Short problem: Select from the records below every line that has the word "this" in it.

Provided entries:

start

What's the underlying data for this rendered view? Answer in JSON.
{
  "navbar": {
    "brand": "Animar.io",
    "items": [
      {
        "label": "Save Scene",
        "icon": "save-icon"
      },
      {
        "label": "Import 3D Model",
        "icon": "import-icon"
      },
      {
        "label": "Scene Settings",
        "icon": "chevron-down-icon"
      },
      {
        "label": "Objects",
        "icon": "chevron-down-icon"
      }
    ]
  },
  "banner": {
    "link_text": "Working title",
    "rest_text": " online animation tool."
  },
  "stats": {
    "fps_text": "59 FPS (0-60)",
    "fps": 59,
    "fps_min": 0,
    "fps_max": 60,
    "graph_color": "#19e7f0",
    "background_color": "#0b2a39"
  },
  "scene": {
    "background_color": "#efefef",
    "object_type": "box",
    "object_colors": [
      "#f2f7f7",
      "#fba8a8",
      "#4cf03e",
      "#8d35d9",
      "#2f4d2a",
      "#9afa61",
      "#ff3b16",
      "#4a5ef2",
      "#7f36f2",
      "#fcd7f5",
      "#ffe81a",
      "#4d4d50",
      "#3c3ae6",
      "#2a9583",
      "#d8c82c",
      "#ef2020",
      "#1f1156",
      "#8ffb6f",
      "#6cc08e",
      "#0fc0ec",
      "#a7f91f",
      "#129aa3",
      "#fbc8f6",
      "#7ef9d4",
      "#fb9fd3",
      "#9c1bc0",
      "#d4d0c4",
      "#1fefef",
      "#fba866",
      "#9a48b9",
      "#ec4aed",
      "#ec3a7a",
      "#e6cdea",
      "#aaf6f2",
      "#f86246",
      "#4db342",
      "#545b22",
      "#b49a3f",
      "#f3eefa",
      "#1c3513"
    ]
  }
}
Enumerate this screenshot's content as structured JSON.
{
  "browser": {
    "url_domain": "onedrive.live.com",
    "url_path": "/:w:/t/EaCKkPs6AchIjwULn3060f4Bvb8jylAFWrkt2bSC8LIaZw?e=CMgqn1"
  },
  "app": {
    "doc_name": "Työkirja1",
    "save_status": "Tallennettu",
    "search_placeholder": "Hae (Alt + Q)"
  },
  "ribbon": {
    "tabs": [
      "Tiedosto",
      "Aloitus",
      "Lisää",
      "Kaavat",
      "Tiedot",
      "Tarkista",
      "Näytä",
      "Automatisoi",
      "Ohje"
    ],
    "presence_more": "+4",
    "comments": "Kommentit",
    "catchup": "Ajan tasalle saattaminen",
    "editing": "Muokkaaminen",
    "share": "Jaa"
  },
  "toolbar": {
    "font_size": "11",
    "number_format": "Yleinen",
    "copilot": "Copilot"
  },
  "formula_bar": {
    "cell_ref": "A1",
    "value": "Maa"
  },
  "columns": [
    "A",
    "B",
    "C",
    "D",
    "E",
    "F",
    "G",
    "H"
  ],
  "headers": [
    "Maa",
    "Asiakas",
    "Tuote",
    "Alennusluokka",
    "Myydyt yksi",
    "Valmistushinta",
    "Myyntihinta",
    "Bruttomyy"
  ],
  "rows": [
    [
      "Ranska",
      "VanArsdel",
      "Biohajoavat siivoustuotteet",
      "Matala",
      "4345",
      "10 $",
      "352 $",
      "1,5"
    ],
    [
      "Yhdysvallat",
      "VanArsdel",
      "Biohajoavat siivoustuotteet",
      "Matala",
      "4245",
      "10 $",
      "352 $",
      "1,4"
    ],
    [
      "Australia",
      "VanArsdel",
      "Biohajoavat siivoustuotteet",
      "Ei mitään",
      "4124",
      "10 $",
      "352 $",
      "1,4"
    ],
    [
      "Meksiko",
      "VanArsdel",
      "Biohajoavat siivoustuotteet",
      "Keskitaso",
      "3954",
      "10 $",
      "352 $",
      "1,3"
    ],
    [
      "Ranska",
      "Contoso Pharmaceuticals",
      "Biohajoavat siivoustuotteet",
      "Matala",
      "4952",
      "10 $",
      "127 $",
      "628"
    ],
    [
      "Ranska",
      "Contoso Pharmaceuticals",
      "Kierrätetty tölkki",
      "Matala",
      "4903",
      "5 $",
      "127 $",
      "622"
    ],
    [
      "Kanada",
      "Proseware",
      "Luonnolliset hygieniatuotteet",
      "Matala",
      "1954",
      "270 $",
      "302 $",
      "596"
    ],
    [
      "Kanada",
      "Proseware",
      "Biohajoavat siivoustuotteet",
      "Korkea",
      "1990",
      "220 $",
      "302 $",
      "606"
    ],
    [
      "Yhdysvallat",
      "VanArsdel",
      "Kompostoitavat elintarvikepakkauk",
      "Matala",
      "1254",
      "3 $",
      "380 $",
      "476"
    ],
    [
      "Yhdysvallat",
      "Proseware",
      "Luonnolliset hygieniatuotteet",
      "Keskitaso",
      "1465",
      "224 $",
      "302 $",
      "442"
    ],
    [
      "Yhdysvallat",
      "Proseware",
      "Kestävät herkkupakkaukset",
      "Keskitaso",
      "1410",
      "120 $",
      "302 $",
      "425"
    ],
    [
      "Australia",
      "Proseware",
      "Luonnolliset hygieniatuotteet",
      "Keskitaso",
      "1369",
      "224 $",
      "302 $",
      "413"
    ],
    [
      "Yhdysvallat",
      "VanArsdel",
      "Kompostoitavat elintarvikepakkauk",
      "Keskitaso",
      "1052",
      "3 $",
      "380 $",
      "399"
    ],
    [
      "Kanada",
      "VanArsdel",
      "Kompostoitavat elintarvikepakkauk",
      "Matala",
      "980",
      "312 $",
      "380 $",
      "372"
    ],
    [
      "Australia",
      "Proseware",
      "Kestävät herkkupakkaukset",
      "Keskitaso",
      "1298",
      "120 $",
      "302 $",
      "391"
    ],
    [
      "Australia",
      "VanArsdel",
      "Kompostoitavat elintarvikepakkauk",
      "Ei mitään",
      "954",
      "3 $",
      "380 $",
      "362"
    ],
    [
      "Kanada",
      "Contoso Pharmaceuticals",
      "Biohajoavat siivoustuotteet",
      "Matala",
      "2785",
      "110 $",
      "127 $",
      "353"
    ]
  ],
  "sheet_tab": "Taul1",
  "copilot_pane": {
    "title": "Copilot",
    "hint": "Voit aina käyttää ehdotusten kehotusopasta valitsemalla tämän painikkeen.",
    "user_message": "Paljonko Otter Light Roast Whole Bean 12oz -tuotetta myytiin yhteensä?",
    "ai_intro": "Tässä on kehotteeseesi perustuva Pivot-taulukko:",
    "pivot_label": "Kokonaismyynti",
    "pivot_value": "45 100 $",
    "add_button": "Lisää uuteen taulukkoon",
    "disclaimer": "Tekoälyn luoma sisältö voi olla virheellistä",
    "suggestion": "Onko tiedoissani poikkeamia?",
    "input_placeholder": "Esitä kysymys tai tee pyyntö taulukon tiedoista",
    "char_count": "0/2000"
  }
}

end

Written response:
What's the underlying data for this rendered view? Answer in JSON.
Enumerate this screenshot's content as structured JSON.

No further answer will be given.